◆ PROBLEM REQUIREMENTS:
Copy out, word for word, the lines starting with the one containing "hero-subheadline: A fresh" and running through the one containing "Localize each UI", both included.

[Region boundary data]

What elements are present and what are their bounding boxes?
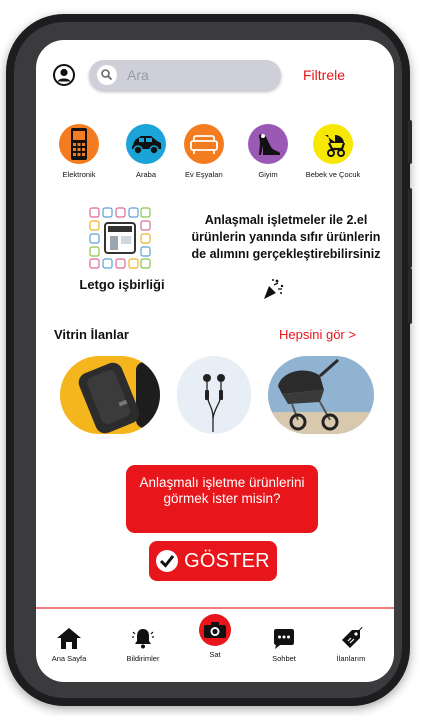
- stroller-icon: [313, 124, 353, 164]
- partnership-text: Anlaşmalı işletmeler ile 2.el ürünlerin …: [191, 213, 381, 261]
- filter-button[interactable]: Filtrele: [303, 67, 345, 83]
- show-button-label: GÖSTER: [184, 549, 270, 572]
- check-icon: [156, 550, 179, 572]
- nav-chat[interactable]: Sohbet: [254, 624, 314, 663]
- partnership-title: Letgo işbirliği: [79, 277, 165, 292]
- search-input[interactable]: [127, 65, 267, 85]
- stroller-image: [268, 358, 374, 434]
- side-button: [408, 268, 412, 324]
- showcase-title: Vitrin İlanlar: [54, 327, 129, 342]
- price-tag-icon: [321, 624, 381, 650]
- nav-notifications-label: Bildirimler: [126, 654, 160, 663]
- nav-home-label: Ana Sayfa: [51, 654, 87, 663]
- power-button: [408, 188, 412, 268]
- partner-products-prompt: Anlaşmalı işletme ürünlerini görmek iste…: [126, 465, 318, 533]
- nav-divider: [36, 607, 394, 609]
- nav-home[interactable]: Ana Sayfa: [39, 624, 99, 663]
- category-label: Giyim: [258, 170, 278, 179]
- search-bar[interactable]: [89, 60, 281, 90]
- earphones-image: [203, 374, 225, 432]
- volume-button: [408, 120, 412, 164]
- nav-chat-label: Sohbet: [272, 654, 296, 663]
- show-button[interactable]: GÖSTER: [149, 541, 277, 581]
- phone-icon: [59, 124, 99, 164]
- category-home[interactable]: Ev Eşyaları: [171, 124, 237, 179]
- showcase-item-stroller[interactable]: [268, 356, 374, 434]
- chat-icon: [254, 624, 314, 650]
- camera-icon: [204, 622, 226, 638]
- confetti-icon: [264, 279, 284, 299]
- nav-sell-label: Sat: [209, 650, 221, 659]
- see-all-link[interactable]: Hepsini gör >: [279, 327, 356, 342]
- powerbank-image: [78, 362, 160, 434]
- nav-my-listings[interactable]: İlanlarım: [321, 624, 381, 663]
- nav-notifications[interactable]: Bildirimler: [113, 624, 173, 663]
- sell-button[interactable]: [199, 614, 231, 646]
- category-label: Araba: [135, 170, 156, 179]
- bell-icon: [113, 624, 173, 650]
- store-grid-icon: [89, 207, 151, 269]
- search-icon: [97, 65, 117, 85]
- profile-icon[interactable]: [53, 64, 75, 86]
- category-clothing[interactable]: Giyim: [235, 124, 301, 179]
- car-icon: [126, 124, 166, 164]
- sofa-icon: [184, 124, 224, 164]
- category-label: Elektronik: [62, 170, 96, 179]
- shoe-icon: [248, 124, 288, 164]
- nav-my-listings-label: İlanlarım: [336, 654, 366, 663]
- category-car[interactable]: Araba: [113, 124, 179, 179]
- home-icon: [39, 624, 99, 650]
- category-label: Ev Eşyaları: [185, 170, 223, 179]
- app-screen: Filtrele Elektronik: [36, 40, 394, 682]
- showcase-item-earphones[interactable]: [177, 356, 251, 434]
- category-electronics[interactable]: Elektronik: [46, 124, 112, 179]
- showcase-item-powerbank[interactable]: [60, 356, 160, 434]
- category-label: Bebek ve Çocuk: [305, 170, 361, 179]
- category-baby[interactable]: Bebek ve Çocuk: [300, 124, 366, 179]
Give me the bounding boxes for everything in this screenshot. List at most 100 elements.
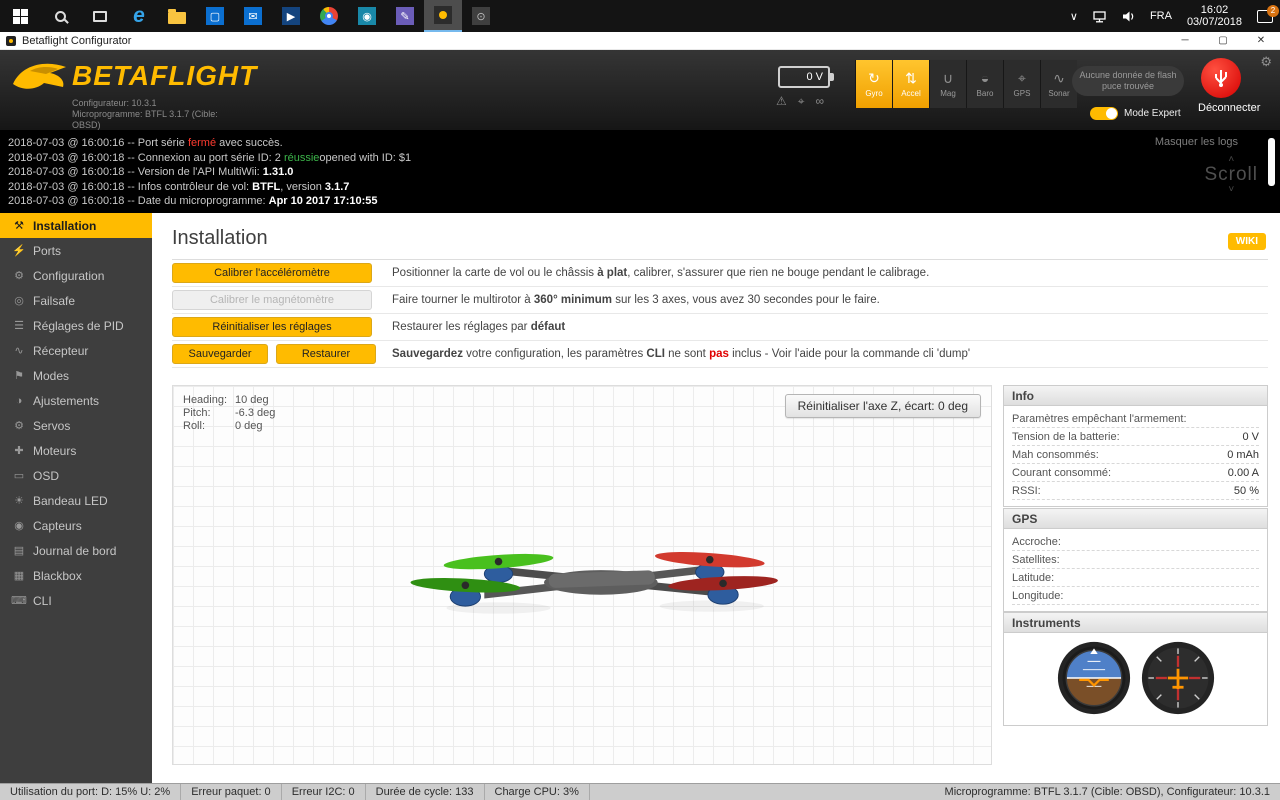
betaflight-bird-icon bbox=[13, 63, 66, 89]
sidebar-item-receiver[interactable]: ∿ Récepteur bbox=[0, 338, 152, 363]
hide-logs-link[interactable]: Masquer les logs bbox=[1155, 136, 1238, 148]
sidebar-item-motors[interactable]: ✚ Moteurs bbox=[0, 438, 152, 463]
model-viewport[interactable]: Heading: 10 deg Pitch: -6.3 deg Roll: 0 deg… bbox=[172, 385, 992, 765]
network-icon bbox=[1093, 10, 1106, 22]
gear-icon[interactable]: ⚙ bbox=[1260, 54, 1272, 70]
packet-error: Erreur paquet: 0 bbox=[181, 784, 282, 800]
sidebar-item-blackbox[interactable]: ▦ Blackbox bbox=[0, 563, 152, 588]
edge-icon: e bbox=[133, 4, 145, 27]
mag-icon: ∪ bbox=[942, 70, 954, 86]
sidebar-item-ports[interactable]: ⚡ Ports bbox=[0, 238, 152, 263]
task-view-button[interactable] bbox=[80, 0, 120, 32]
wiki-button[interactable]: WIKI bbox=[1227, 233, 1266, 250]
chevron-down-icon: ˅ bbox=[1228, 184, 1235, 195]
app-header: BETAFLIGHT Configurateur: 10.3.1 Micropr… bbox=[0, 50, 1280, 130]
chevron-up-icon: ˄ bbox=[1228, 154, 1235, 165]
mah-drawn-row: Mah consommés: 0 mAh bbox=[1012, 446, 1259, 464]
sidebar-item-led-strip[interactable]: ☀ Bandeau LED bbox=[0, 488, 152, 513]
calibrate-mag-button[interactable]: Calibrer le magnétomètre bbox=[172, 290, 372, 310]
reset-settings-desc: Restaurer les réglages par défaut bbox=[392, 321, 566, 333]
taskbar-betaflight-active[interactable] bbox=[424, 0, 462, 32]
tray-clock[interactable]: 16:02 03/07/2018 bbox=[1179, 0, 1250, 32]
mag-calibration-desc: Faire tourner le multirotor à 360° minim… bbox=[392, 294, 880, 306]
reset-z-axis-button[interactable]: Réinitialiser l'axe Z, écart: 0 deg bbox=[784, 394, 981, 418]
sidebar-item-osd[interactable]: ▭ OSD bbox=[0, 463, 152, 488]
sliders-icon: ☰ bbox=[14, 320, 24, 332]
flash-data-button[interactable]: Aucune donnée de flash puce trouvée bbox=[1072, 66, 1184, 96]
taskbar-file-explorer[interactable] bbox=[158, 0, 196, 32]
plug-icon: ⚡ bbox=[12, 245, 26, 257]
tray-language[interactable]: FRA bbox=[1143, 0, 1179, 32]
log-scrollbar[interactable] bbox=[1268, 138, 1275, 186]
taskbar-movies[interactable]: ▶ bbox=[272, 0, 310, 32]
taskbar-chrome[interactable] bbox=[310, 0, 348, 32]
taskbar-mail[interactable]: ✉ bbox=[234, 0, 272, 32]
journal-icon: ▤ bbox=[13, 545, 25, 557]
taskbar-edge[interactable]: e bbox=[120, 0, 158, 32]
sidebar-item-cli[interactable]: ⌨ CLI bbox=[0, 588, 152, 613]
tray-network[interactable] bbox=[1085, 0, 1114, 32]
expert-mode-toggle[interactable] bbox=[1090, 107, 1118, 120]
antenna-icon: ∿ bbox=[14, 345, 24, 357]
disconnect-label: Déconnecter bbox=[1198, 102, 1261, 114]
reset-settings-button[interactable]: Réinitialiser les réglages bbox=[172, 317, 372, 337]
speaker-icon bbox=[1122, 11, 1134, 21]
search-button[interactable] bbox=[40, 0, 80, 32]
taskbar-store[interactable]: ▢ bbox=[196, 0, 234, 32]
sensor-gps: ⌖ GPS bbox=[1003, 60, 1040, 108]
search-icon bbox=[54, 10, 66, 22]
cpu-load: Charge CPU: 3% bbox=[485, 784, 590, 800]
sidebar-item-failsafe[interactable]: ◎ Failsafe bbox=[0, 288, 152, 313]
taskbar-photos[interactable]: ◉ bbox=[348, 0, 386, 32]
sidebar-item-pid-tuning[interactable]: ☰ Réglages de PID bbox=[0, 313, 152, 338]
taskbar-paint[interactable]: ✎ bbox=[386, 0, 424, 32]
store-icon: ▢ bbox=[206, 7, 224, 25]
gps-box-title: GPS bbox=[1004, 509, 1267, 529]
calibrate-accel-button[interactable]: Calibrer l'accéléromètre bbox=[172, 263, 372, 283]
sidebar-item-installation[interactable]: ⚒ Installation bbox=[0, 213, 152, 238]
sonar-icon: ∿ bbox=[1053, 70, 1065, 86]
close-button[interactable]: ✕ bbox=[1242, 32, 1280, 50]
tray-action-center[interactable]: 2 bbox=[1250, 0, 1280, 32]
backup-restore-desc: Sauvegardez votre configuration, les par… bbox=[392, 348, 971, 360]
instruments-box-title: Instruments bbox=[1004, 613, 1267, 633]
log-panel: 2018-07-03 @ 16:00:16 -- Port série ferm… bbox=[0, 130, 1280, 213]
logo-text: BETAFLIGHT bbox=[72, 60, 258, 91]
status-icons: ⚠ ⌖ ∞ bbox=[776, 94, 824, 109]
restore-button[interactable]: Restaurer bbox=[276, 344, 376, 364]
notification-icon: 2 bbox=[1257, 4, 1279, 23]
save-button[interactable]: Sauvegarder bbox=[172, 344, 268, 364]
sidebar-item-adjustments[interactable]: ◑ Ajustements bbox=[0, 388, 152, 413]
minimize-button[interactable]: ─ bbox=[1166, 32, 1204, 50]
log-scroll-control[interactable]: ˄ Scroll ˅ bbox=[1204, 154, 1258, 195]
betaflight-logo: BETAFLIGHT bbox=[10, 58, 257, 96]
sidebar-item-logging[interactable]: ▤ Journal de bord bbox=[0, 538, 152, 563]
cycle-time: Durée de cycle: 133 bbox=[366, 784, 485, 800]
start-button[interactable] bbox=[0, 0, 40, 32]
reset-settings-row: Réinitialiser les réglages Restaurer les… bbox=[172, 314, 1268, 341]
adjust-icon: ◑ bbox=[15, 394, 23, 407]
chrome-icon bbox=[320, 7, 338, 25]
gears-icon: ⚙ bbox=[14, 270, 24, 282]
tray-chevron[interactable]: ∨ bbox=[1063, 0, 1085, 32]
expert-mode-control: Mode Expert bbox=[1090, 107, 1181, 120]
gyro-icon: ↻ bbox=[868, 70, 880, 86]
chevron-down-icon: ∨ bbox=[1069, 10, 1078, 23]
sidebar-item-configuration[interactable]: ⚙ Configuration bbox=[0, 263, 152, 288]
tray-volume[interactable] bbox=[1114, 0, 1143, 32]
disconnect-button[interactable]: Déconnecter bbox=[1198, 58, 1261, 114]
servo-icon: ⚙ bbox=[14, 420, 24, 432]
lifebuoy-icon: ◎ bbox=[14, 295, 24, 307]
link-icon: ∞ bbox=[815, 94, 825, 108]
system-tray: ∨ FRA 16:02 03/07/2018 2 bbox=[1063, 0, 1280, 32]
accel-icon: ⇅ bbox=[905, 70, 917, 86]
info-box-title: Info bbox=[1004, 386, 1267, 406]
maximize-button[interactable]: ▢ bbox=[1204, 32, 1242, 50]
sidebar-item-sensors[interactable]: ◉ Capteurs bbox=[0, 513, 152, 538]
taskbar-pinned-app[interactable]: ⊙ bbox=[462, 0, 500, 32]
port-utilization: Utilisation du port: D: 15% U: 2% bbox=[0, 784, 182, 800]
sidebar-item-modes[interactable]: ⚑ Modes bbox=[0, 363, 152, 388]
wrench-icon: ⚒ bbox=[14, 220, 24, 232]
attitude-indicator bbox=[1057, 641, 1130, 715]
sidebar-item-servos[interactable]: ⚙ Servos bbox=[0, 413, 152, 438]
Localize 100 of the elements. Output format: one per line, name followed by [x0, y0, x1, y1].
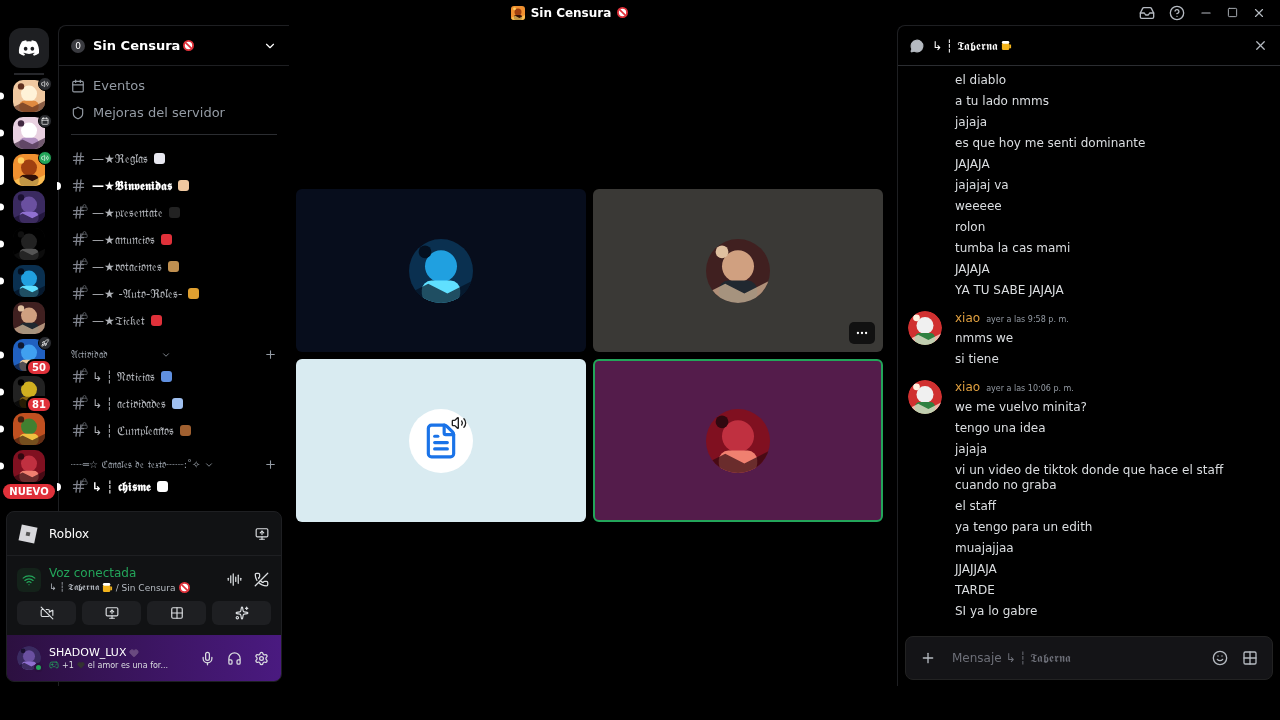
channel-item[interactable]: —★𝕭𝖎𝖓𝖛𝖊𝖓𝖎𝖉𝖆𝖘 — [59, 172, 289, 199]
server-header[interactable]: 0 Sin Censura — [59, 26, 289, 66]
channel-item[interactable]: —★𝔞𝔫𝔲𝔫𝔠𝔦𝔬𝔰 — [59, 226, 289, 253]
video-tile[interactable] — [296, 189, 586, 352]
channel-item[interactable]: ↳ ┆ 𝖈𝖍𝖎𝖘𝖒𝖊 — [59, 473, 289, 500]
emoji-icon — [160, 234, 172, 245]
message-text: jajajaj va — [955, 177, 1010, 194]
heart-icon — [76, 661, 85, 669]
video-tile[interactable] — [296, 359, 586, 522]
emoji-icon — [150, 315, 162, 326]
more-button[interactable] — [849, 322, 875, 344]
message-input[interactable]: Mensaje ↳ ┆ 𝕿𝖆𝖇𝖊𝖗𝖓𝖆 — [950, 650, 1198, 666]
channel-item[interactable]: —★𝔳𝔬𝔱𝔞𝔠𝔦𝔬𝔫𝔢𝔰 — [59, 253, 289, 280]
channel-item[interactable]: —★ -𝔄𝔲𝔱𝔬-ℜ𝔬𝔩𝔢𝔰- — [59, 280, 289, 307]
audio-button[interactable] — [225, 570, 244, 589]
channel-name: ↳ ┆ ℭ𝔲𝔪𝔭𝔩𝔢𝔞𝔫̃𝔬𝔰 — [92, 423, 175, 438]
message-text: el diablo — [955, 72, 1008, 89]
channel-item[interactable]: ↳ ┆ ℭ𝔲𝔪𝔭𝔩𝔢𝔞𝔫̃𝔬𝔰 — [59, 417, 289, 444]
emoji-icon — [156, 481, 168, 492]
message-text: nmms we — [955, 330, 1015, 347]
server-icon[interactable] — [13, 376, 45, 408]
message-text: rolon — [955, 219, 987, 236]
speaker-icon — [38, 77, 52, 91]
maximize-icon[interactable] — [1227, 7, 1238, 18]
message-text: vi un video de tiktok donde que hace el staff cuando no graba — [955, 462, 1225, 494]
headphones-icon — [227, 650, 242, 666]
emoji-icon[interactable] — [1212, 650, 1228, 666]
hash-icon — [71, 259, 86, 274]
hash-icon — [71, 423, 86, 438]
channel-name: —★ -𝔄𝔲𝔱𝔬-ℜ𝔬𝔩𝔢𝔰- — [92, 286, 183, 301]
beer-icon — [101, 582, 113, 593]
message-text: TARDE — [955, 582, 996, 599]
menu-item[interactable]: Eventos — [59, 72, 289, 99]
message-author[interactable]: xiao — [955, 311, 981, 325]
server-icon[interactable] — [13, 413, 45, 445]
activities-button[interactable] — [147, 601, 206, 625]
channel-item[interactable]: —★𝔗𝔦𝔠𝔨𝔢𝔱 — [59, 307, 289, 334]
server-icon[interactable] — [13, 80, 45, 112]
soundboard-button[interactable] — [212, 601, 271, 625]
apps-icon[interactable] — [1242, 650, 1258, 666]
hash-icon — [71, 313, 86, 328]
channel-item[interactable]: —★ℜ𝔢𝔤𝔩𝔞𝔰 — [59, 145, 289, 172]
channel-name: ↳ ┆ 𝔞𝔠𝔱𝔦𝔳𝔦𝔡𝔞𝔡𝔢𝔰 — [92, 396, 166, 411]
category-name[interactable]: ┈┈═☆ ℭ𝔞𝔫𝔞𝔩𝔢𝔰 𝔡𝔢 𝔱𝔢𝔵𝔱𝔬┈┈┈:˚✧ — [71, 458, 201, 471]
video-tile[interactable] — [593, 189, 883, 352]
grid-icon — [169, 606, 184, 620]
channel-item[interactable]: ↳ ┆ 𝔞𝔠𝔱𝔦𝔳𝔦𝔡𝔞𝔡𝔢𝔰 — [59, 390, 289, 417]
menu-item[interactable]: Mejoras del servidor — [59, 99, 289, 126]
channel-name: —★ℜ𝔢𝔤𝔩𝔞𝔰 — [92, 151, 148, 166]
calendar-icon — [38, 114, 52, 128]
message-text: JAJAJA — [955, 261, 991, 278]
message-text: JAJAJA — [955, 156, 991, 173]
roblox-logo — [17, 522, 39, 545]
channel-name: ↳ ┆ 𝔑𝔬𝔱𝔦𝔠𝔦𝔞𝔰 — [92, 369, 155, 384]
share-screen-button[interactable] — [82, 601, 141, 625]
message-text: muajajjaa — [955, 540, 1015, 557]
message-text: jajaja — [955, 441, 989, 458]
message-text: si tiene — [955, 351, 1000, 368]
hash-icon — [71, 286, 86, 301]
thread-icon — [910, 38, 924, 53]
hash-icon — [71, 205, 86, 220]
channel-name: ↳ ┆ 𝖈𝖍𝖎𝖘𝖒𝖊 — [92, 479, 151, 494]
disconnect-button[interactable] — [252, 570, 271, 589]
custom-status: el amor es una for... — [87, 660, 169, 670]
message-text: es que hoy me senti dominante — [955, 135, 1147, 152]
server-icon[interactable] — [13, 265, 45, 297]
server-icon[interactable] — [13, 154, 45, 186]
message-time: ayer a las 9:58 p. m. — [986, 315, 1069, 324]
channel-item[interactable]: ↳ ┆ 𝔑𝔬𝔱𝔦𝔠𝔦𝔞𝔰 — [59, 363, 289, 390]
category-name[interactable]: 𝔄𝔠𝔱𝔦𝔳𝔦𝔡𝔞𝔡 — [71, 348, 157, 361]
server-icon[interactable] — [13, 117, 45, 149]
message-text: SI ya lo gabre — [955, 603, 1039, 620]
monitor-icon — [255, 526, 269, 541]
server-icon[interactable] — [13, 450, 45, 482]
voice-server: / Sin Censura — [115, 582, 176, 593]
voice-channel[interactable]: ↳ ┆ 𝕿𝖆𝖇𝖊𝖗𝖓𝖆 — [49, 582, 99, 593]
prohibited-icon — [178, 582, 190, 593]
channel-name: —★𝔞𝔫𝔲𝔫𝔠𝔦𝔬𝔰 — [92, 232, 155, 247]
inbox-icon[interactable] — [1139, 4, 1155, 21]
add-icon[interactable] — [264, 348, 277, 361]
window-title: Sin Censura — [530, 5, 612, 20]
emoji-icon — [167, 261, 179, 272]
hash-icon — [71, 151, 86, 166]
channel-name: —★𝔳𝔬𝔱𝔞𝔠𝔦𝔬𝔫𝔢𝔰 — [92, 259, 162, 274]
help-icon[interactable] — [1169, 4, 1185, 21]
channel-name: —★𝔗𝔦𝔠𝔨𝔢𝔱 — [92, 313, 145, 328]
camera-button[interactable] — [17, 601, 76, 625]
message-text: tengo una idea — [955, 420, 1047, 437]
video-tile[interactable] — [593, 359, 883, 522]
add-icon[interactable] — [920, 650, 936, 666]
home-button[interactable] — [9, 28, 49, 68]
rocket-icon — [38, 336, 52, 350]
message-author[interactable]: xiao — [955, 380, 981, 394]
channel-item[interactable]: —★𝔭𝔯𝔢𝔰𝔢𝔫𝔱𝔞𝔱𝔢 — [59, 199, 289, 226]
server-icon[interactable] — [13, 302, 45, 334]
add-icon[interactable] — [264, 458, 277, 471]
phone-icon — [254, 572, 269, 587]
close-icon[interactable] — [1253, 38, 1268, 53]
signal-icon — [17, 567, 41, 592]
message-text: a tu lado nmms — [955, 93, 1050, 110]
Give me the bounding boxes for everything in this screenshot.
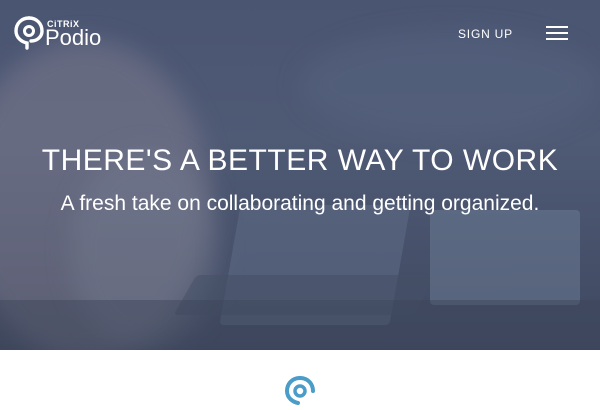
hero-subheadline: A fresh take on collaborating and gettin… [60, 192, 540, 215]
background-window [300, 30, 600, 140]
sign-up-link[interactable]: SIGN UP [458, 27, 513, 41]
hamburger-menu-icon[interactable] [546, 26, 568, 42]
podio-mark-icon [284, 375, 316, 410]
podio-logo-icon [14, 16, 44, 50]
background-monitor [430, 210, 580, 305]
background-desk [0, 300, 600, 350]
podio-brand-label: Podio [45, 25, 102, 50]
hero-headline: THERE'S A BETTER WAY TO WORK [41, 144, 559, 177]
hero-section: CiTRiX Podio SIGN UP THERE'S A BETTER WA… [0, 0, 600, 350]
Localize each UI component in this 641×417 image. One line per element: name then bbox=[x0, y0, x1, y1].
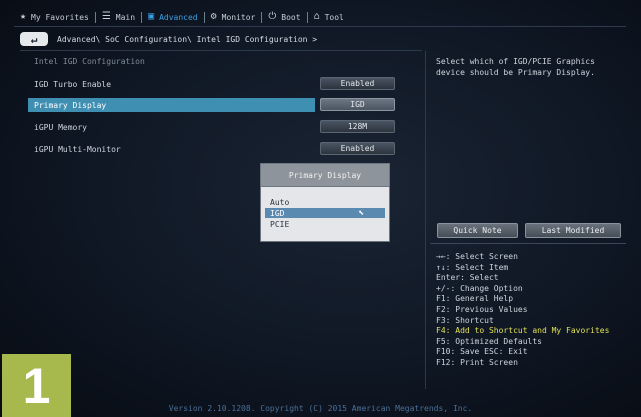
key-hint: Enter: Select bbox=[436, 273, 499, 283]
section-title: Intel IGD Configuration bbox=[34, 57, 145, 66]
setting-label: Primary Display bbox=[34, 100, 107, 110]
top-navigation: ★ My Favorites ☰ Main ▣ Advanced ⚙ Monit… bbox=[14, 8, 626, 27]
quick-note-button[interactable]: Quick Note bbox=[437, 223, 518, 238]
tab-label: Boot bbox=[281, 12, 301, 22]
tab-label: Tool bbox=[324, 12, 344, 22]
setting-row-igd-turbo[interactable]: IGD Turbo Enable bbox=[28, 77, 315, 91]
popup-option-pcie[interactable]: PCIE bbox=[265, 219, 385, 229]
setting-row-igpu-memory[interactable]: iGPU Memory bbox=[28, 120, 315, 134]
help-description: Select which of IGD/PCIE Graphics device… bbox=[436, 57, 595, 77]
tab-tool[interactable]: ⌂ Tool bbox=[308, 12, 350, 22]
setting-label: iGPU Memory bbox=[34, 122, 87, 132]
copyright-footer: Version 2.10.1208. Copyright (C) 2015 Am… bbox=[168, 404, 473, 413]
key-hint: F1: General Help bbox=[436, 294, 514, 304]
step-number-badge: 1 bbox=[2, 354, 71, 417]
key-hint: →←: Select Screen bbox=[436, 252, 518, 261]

◆ EXERCISE RESULT:
hero-subheadline: A fresh take on collaborating and gettin… [60, 192, 540, 215]
background-window [300, 30, 600, 140]
sign-up-link[interactable]: SIGN UP [458, 27, 513, 41]
hamburger-menu-icon[interactable] [546, 26, 568, 42]
podio-mark-icon [284, 375, 316, 410]
podio-logo-icon [14, 16, 44, 50]
background-monitor [430, 210, 580, 305]
background-desk [0, 300, 600, 350]
podio-brand-label: Podio [45, 25, 102, 50]
hero-headline: THERE'S A BETTER WAY TO WORK [41, 144, 559, 177]
hero-section: CiTRiX Podio SIGN UP THERE'S A BETTER WA… [0, 0, 600, 350]
Localize each UI component in this 641×417 image. One line per element: name then bbox=[x0, y0, x1, y1].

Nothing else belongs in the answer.